Consider the data that follows and state how many lines contain the string "Ions", using the number alone.

* _Material provided_:
+-------+
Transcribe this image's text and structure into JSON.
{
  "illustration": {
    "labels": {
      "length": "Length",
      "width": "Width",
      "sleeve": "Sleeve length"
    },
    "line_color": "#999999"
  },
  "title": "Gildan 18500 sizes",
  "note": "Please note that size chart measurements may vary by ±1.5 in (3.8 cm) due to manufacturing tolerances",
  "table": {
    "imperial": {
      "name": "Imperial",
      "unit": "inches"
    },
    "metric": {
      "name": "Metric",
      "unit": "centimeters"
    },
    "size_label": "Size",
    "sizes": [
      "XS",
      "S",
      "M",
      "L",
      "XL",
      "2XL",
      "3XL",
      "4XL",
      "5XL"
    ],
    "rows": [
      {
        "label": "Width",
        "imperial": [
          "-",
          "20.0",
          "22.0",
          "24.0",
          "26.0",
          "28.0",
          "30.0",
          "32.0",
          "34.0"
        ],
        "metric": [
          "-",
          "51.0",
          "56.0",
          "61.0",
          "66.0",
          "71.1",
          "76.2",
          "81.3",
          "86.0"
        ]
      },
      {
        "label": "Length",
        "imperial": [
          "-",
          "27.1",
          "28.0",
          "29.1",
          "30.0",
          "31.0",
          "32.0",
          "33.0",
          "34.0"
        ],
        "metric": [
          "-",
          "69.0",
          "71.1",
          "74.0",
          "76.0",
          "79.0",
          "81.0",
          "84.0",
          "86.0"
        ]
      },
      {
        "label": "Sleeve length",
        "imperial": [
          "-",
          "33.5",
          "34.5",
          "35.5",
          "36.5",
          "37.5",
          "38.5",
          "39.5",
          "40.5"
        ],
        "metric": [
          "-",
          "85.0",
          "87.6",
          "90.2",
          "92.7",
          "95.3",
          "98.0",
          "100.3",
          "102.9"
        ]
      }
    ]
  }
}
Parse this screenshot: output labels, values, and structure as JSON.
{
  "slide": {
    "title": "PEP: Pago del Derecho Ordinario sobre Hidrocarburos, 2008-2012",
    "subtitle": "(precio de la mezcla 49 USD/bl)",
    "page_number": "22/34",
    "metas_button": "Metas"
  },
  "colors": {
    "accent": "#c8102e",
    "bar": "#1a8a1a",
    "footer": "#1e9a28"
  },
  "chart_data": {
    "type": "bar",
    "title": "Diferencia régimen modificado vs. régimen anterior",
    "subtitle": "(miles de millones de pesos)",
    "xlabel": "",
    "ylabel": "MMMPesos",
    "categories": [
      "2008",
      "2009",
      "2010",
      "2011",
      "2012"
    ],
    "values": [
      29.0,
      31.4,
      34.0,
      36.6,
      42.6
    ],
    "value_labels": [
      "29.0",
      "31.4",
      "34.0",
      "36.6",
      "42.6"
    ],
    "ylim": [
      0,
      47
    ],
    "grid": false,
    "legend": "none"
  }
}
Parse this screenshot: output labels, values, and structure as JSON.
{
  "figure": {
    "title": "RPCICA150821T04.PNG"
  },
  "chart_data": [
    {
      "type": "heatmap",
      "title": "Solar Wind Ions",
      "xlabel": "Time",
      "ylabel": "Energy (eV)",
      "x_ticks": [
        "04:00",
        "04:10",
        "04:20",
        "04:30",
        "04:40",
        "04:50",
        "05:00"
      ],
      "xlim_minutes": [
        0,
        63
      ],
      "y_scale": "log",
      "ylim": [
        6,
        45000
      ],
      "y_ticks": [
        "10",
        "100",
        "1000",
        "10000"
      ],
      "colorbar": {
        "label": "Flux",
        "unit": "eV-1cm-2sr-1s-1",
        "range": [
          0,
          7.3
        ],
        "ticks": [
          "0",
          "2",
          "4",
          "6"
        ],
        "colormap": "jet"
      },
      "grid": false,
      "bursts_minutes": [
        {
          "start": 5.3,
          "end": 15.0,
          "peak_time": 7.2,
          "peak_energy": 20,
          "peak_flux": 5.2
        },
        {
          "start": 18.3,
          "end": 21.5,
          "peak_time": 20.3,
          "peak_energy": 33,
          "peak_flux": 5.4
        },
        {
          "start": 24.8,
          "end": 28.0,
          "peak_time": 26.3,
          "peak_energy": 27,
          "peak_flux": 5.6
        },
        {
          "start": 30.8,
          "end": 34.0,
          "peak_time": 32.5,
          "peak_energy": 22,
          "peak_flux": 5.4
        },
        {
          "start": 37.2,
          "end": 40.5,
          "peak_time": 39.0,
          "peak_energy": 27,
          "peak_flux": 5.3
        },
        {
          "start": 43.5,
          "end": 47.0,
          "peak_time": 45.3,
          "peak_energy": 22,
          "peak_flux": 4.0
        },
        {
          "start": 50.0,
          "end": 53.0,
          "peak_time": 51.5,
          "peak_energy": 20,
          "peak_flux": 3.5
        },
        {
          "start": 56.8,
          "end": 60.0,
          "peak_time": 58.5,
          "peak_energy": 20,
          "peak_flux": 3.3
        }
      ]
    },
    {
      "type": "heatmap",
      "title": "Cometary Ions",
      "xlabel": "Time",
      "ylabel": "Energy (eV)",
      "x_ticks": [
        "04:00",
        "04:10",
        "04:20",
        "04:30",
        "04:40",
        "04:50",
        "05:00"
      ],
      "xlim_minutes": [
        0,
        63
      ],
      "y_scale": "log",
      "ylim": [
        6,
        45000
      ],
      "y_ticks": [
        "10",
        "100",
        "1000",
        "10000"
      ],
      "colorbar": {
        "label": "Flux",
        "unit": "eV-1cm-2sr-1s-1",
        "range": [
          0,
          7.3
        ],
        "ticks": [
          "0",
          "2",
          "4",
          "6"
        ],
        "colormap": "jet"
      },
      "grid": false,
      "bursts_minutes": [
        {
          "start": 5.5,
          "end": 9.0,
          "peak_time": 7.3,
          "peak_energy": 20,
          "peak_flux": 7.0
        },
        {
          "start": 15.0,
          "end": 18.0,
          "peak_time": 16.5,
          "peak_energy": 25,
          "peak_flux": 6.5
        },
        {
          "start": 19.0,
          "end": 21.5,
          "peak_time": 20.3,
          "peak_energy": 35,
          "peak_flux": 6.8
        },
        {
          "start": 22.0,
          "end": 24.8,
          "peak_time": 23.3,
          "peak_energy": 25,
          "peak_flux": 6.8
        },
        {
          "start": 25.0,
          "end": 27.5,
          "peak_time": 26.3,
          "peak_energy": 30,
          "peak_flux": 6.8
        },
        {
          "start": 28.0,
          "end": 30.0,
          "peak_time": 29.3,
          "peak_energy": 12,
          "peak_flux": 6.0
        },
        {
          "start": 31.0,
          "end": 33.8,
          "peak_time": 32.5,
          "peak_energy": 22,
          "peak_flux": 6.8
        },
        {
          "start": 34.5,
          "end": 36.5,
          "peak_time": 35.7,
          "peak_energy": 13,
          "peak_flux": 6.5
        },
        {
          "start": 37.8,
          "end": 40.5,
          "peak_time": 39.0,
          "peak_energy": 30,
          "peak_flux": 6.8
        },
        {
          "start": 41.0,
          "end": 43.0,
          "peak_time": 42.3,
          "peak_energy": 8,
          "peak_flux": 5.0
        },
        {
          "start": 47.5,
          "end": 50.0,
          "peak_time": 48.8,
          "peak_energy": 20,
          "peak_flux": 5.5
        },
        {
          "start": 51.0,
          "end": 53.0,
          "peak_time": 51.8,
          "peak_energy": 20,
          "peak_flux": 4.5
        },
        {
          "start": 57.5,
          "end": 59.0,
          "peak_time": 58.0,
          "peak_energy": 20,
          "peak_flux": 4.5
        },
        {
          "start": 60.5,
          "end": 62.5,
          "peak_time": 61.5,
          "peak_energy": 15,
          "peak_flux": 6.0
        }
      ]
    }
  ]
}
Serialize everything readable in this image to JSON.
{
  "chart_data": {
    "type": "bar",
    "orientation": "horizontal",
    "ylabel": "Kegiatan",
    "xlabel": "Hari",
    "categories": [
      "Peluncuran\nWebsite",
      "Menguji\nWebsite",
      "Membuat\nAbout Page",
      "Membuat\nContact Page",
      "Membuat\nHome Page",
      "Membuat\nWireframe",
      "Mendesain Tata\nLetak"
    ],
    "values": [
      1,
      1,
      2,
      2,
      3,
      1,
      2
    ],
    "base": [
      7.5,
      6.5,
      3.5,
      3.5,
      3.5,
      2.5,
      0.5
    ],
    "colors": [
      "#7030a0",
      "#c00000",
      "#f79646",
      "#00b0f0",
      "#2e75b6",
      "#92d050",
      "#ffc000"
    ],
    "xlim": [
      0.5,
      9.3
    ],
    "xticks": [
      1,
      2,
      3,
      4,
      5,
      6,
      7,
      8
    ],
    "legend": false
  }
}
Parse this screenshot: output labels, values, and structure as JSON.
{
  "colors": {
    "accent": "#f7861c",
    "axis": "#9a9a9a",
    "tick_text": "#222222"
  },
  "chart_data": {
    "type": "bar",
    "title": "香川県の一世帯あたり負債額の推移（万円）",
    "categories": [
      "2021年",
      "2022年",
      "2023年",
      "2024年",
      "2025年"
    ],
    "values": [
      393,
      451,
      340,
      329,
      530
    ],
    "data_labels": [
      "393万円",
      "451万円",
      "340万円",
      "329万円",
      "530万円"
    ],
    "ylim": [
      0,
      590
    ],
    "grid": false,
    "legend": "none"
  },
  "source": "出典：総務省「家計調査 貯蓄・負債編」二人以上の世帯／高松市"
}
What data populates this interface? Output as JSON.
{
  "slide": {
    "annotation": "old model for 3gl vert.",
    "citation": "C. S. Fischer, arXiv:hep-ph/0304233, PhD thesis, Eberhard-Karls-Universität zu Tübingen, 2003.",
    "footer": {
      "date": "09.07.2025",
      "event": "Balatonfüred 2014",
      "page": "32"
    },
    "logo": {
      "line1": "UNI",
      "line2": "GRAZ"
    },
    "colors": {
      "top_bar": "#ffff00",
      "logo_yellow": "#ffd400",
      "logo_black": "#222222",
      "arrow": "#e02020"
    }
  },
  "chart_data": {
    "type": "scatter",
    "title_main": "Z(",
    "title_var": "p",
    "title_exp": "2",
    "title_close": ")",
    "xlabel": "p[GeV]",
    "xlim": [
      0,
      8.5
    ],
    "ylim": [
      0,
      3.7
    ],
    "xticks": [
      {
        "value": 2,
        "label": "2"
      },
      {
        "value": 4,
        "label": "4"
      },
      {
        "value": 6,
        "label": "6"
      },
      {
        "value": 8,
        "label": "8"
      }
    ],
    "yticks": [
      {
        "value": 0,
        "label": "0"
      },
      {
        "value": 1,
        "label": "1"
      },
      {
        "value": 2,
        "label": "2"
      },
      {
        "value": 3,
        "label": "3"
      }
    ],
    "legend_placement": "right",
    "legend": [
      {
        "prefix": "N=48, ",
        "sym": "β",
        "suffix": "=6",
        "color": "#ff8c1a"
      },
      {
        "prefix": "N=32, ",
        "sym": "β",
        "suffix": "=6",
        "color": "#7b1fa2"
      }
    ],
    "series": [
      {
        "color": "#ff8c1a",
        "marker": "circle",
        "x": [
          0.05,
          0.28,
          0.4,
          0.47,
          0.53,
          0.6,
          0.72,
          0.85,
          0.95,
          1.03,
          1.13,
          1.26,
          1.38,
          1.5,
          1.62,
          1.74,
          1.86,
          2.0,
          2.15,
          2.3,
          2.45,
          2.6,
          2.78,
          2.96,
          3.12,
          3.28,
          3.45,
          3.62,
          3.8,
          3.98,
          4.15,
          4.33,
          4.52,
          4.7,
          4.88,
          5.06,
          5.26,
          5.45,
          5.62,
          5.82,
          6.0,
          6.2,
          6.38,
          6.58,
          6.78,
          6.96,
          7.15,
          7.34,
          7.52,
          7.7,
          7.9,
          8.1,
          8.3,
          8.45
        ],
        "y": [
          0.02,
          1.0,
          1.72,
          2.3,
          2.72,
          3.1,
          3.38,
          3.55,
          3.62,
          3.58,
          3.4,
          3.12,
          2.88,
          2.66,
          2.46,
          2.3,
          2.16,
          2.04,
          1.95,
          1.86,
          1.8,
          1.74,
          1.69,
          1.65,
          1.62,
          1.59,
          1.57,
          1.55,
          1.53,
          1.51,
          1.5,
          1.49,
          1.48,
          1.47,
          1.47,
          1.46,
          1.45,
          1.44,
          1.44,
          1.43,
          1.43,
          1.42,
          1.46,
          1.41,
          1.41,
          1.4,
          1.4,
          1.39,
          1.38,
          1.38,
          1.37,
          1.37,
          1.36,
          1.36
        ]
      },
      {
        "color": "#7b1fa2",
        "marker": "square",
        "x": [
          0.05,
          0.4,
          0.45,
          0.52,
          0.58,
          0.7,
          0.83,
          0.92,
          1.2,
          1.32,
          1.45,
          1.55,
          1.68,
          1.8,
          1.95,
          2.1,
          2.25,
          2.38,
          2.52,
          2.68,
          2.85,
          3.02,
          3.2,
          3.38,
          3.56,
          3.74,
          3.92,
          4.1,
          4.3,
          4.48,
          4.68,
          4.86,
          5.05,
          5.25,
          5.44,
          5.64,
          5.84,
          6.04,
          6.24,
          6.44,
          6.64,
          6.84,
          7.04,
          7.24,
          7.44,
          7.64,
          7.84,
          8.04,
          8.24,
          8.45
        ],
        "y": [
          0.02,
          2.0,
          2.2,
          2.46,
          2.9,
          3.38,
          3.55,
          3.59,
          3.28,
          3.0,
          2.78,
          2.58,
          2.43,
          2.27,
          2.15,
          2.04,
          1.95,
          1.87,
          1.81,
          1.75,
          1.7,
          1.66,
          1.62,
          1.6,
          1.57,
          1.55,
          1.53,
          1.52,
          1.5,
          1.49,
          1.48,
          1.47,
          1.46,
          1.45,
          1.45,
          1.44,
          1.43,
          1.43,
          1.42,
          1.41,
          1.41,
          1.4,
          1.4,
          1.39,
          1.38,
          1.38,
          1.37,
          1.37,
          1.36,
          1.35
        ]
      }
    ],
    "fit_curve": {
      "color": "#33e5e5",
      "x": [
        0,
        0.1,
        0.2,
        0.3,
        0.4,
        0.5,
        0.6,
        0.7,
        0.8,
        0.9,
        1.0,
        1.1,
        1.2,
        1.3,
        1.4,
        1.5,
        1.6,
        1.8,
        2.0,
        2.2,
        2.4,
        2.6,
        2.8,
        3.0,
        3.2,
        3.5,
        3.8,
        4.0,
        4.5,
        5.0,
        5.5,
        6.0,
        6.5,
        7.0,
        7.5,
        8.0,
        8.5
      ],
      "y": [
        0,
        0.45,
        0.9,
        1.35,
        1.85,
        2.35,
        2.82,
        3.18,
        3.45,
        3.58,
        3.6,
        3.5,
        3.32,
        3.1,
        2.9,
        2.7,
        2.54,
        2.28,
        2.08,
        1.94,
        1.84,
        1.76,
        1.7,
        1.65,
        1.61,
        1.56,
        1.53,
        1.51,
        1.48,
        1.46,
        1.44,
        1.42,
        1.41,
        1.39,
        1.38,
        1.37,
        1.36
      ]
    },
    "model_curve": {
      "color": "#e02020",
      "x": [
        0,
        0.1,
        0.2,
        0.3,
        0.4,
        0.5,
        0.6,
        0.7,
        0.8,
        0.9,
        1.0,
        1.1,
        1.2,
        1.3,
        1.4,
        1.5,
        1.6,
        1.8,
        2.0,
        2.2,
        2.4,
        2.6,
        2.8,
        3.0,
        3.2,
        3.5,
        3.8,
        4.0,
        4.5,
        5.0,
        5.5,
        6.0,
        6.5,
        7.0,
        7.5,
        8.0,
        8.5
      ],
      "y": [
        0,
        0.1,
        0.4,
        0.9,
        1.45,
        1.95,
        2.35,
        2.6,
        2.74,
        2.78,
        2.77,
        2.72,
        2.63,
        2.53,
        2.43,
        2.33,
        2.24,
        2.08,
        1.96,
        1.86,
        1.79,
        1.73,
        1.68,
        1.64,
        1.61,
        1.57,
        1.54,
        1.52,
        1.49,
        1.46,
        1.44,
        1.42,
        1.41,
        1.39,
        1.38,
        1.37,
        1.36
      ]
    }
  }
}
+-------+
* _Output for this task_: 2